(Figure content listings)
###

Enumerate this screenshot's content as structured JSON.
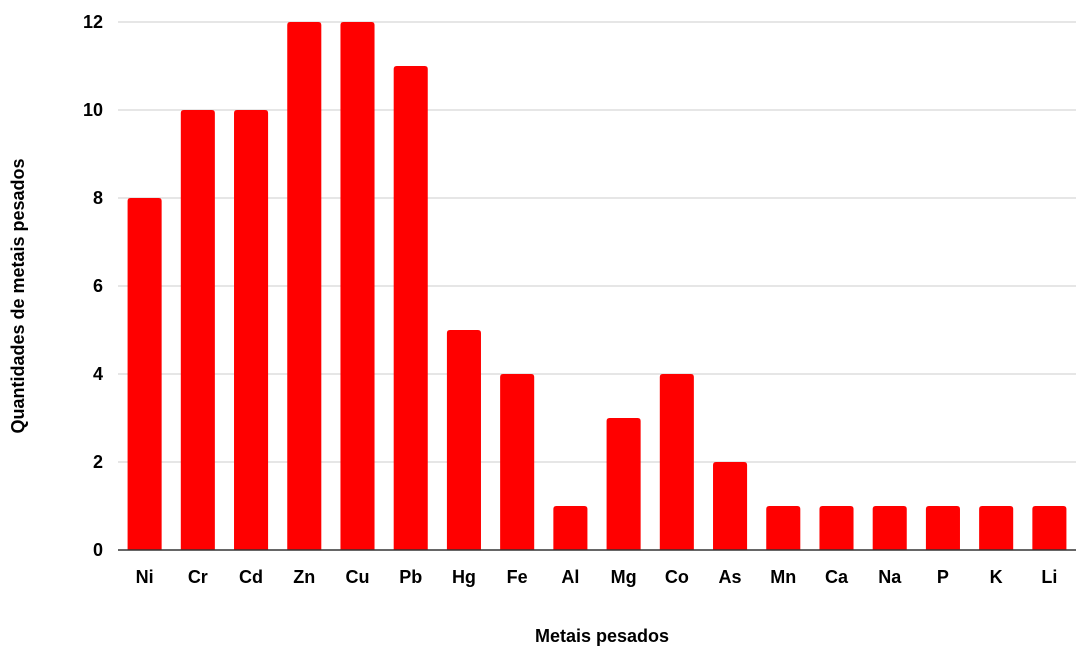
{
  "chart_data": {
    "type": "bar",
    "title": "",
    "xlabel": "Metais pesados",
    "ylabel": "Quantidades de metais pesados",
    "categories": [
      "Ni",
      "Cr",
      "Cd",
      "Zn",
      "Cu",
      "Pb",
      "Hg",
      "Fe",
      "Al",
      "Mg",
      "Co",
      "As",
      "Mn",
      "Ca",
      "Na",
      "P",
      "K",
      "Li"
    ],
    "values": [
      8,
      10,
      10,
      12,
      12,
      11,
      5,
      4,
      1,
      3,
      4,
      2,
      1,
      1,
      1,
      1,
      1,
      1
    ],
    "ylim": [
      0,
      12
    ],
    "yticks": [
      0,
      2,
      4,
      6,
      8,
      10,
      12
    ],
    "grid": true,
    "legend": "none",
    "bar_color": "#ff0000"
  }
}
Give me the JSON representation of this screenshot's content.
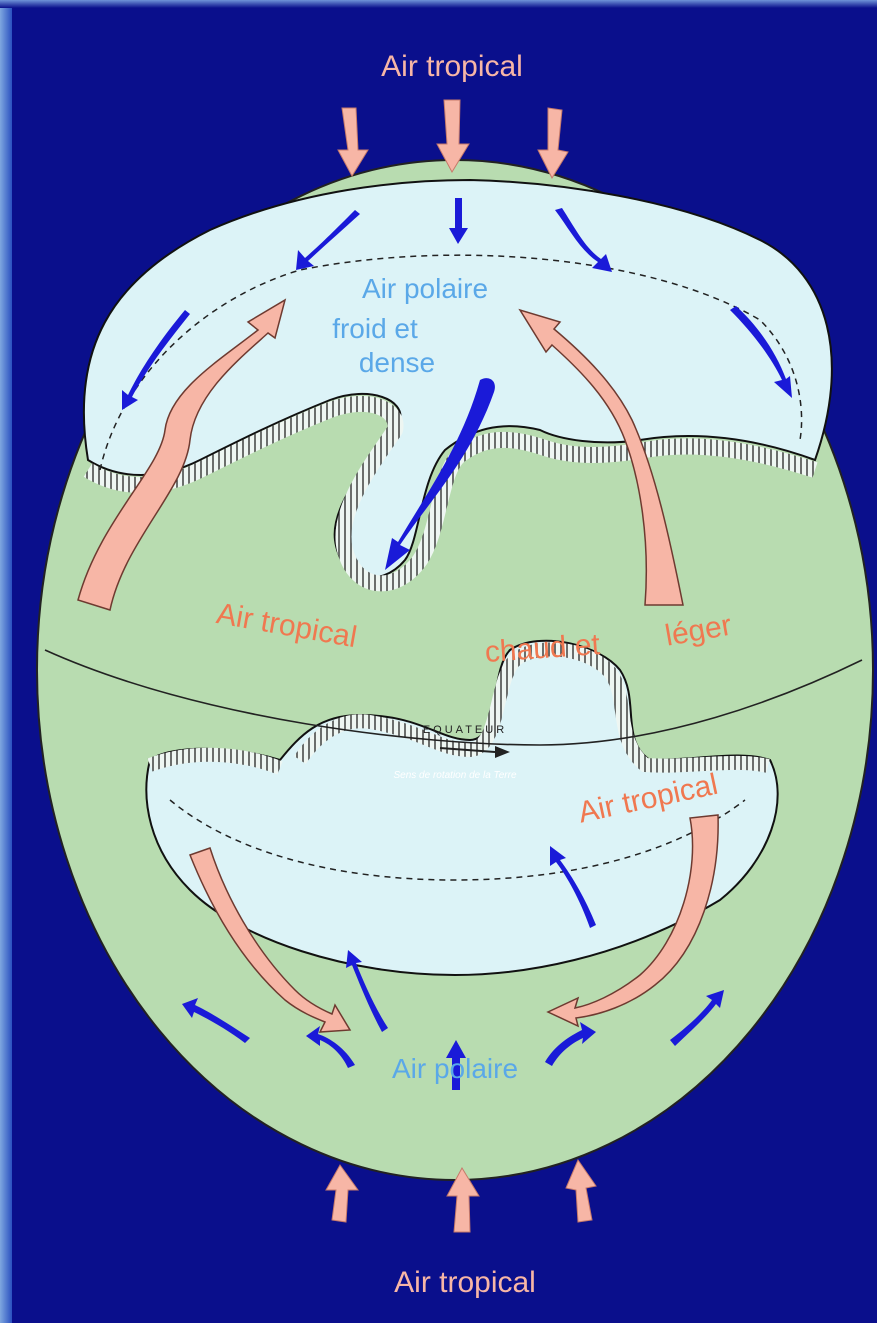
{
  "labels": {
    "top_tropical": "Air tropical",
    "north_polar": "Air polaire",
    "north_polar_desc_1": "froid et",
    "north_polar_desc_2": "dense",
    "mid_tropical": "Air tropical",
    "mid_chaud": "chaud et",
    "mid_leger": "léger",
    "equator": "EQUATEUR",
    "rotation": "Sens de rotation de la Terre",
    "south_tropical": "Air tropical",
    "south_polar": "Air polaire",
    "bottom_tropical": "Air tropical"
  },
  "colors": {
    "background": "#0a0f8c",
    "polar_cap": "#dcf3f7",
    "globe": "#b8dcb0",
    "tropical_arrow": "#f7b6a6",
    "polar_arrow": "#1a1ad8",
    "tropical_text": "#f07850",
    "polar_text": "#5aa8e8"
  },
  "icons": {
    "tropical_flow": "salmon-arrow",
    "polar_flow": "blue-arrow",
    "front": "hatched-front-line"
  }
}
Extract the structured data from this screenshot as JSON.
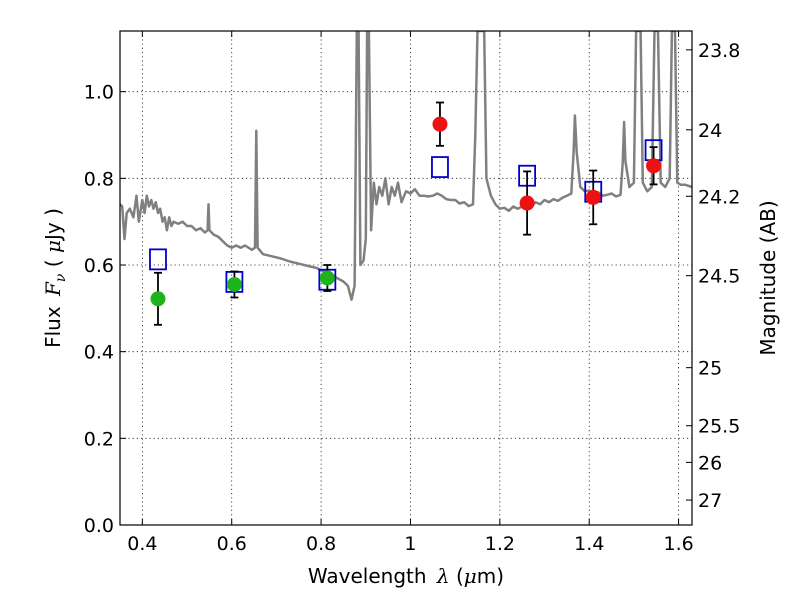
{
  "chart_data": {
    "type": "scatter",
    "xlabel_prefix": "Wavelength",
    "xlabel_lambda": "λ",
    "xlabel_unit_open": "(",
    "xlabel_mu": "μ",
    "xlabel_unit_rest": "m)",
    "ylabel_prefix": "Flux",
    "ylabel_F": "F",
    "ylabel_nu": "ν",
    "ylabel_unit_open": "(",
    "ylabel_mu": "μ",
    "ylabel_unit_rest": "Jy )",
    "y2label": "Magnitude (AB)",
    "xlim": [
      0.35,
      1.63
    ],
    "ylim": [
      0.0,
      1.14
    ],
    "x_ticks": [
      {
        "value": 0.4,
        "label": "0.4"
      },
      {
        "value": 0.6,
        "label": "0.6"
      },
      {
        "value": 0.8,
        "label": "0.8"
      },
      {
        "value": 1.0,
        "label": "1"
      },
      {
        "value": 1.2,
        "label": "1.2"
      },
      {
        "value": 1.4,
        "label": "1.4"
      },
      {
        "value": 1.6,
        "label": "1.6"
      }
    ],
    "y_ticks": [
      {
        "value": 0.0,
        "label": "0.0"
      },
      {
        "value": 0.2,
        "label": "0.2"
      },
      {
        "value": 0.4,
        "label": "0.4"
      },
      {
        "value": 0.6,
        "label": "0.6"
      },
      {
        "value": 0.8,
        "label": "0.8"
      },
      {
        "value": 1.0,
        "label": "1.0"
      }
    ],
    "mag_ticks": [
      {
        "mag": 23.8,
        "label": "23.8"
      },
      {
        "mag": 24.0,
        "label": "24"
      },
      {
        "mag": 24.2,
        "label": "24.2"
      },
      {
        "mag": 24.5,
        "label": "24.5"
      },
      {
        "mag": 25.0,
        "label": "25"
      },
      {
        "mag": 25.5,
        "label": "25.5"
      },
      {
        "mag": 26.0,
        "label": "26"
      },
      {
        "mag": 27.0,
        "label": "27"
      }
    ],
    "grid": true,
    "colors": {
      "model": "#808080",
      "observed_green": "#1cb31c",
      "observed_red": "#ee1111",
      "model_box": "#0000cc",
      "errorbar": "#000000"
    },
    "observed_green": [
      {
        "x": 0.435,
        "y": 0.522,
        "err": 0.06
      },
      {
        "x": 0.606,
        "y": 0.555,
        "err": 0.03
      },
      {
        "x": 0.814,
        "y": 0.57,
        "err": 0.03
      }
    ],
    "observed_red": [
      {
        "x": 1.066,
        "y": 0.925,
        "err": 0.05
      },
      {
        "x": 1.261,
        "y": 0.743,
        "err": 0.073
      },
      {
        "x": 1.409,
        "y": 0.756,
        "err": 0.062
      },
      {
        "x": 1.544,
        "y": 0.829,
        "err": 0.043
      }
    ],
    "model_boxes": [
      {
        "x": 0.435,
        "y": 0.613
      },
      {
        "x": 0.606,
        "y": 0.561
      },
      {
        "x": 0.814,
        "y": 0.566
      },
      {
        "x": 1.066,
        "y": 0.826
      },
      {
        "x": 1.261,
        "y": 0.806
      },
      {
        "x": 1.409,
        "y": 0.769
      },
      {
        "x": 1.544,
        "y": 0.865
      }
    ],
    "model_spectrum": [
      [
        0.35,
        0.74
      ],
      [
        0.355,
        0.735
      ],
      [
        0.36,
        0.66
      ],
      [
        0.365,
        0.72
      ],
      [
        0.372,
        0.73
      ],
      [
        0.38,
        0.71
      ],
      [
        0.387,
        0.76
      ],
      [
        0.392,
        0.7
      ],
      [
        0.4,
        0.75
      ],
      [
        0.405,
        0.72
      ],
      [
        0.41,
        0.76
      ],
      [
        0.415,
        0.735
      ],
      [
        0.42,
        0.75
      ],
      [
        0.425,
        0.73
      ],
      [
        0.43,
        0.745
      ],
      [
        0.435,
        0.72
      ],
      [
        0.44,
        0.73
      ],
      [
        0.445,
        0.7
      ],
      [
        0.45,
        0.71
      ],
      [
        0.455,
        0.68
      ],
      [
        0.46,
        0.71
      ],
      [
        0.465,
        0.69
      ],
      [
        0.47,
        0.7
      ],
      [
        0.48,
        0.695
      ],
      [
        0.49,
        0.7
      ],
      [
        0.5,
        0.69
      ],
      [
        0.51,
        0.69
      ],
      [
        0.52,
        0.68
      ],
      [
        0.53,
        0.685
      ],
      [
        0.54,
        0.675
      ],
      [
        0.546,
        0.68
      ],
      [
        0.548,
        0.74
      ],
      [
        0.55,
        0.68
      ],
      [
        0.56,
        0.67
      ],
      [
        0.57,
        0.665
      ],
      [
        0.58,
        0.655
      ],
      [
        0.59,
        0.645
      ],
      [
        0.6,
        0.64
      ],
      [
        0.61,
        0.645
      ],
      [
        0.62,
        0.64
      ],
      [
        0.63,
        0.645
      ],
      [
        0.645,
        0.635
      ],
      [
        0.652,
        0.64
      ],
      [
        0.655,
        0.91
      ],
      [
        0.658,
        0.64
      ],
      [
        0.67,
        0.625
      ],
      [
        0.69,
        0.62
      ],
      [
        0.71,
        0.615
      ],
      [
        0.73,
        0.608
      ],
      [
        0.75,
        0.603
      ],
      [
        0.77,
        0.598
      ],
      [
        0.79,
        0.593
      ],
      [
        0.81,
        0.583
      ],
      [
        0.83,
        0.573
      ],
      [
        0.85,
        0.562
      ],
      [
        0.86,
        0.552
      ],
      [
        0.868,
        0.52
      ],
      [
        0.875,
        0.552
      ],
      [
        0.88,
        1.14
      ],
      [
        0.884,
        1.14
      ],
      [
        0.888,
        0.6
      ],
      [
        0.895,
        0.61
      ],
      [
        0.9,
        0.66
      ],
      [
        0.903,
        1.14
      ],
      [
        0.907,
        1.14
      ],
      [
        0.912,
        0.68
      ],
      [
        0.918,
        0.79
      ],
      [
        0.924,
        0.74
      ],
      [
        0.93,
        0.78
      ],
      [
        0.937,
        0.76
      ],
      [
        0.944,
        0.8
      ],
      [
        0.951,
        0.74
      ],
      [
        0.958,
        0.78
      ],
      [
        0.965,
        0.76
      ],
      [
        0.972,
        0.79
      ],
      [
        0.98,
        0.745
      ],
      [
        0.99,
        0.77
      ],
      [
        1.0,
        0.765
      ],
      [
        1.01,
        0.775
      ],
      [
        1.02,
        0.76
      ],
      [
        1.03,
        0.76
      ],
      [
        1.04,
        0.758
      ],
      [
        1.05,
        0.76
      ],
      [
        1.06,
        0.765
      ],
      [
        1.07,
        0.76
      ],
      [
        1.08,
        0.752
      ],
      [
        1.09,
        0.75
      ],
      [
        1.1,
        0.75
      ],
      [
        1.11,
        0.742
      ],
      [
        1.12,
        0.745
      ],
      [
        1.13,
        0.736
      ],
      [
        1.14,
        0.74
      ],
      [
        1.145,
        0.9
      ],
      [
        1.15,
        1.14
      ],
      [
        1.165,
        1.14
      ],
      [
        1.17,
        0.8
      ],
      [
        1.18,
        0.76
      ],
      [
        1.19,
        0.74
      ],
      [
        1.2,
        0.73
      ],
      [
        1.21,
        0.732
      ],
      [
        1.22,
        0.725
      ],
      [
        1.23,
        0.735
      ],
      [
        1.24,
        0.73
      ],
      [
        1.25,
        0.735
      ],
      [
        1.26,
        0.745
      ],
      [
        1.27,
        0.735
      ],
      [
        1.28,
        0.745
      ],
      [
        1.29,
        0.74
      ],
      [
        1.3,
        0.75
      ],
      [
        1.31,
        0.745
      ],
      [
        1.32,
        0.752
      ],
      [
        1.33,
        0.748
      ],
      [
        1.34,
        0.755
      ],
      [
        1.35,
        0.76
      ],
      [
        1.36,
        0.765
      ],
      [
        1.365,
        0.86
      ],
      [
        1.368,
        0.945
      ],
      [
        1.372,
        0.86
      ],
      [
        1.38,
        0.78
      ],
      [
        1.39,
        0.77
      ],
      [
        1.4,
        0.772
      ],
      [
        1.41,
        0.765
      ],
      [
        1.42,
        0.768
      ],
      [
        1.43,
        0.76
      ],
      [
        1.44,
        0.762
      ],
      [
        1.45,
        0.765
      ],
      [
        1.46,
        0.758
      ],
      [
        1.47,
        0.762
      ],
      [
        1.475,
        0.835
      ],
      [
        1.478,
        0.93
      ],
      [
        1.481,
        0.84
      ],
      [
        1.49,
        0.78
      ],
      [
        1.5,
        0.79
      ],
      [
        1.505,
        1.14
      ],
      [
        1.515,
        1.14
      ],
      [
        1.52,
        0.79
      ],
      [
        1.53,
        0.77
      ],
      [
        1.54,
        0.78
      ],
      [
        1.546,
        1.14
      ],
      [
        1.554,
        1.14
      ],
      [
        1.56,
        0.79
      ],
      [
        1.57,
        0.78
      ],
      [
        1.58,
        0.8
      ],
      [
        1.585,
        1.14
      ],
      [
        1.592,
        1.14
      ],
      [
        1.597,
        0.79
      ],
      [
        1.605,
        0.785
      ],
      [
        1.615,
        0.785
      ],
      [
        1.63,
        0.78
      ]
    ]
  }
}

###

REQUIREMENT: In the records above, locate every line with the string "screenshot" and copy it.

PROBLEM SOLUTION:
Enumerate this screenshot's content as structured JSON.
Give me the JSON representation of this screenshot's content.
Extract the structured data from this screenshot as JSON.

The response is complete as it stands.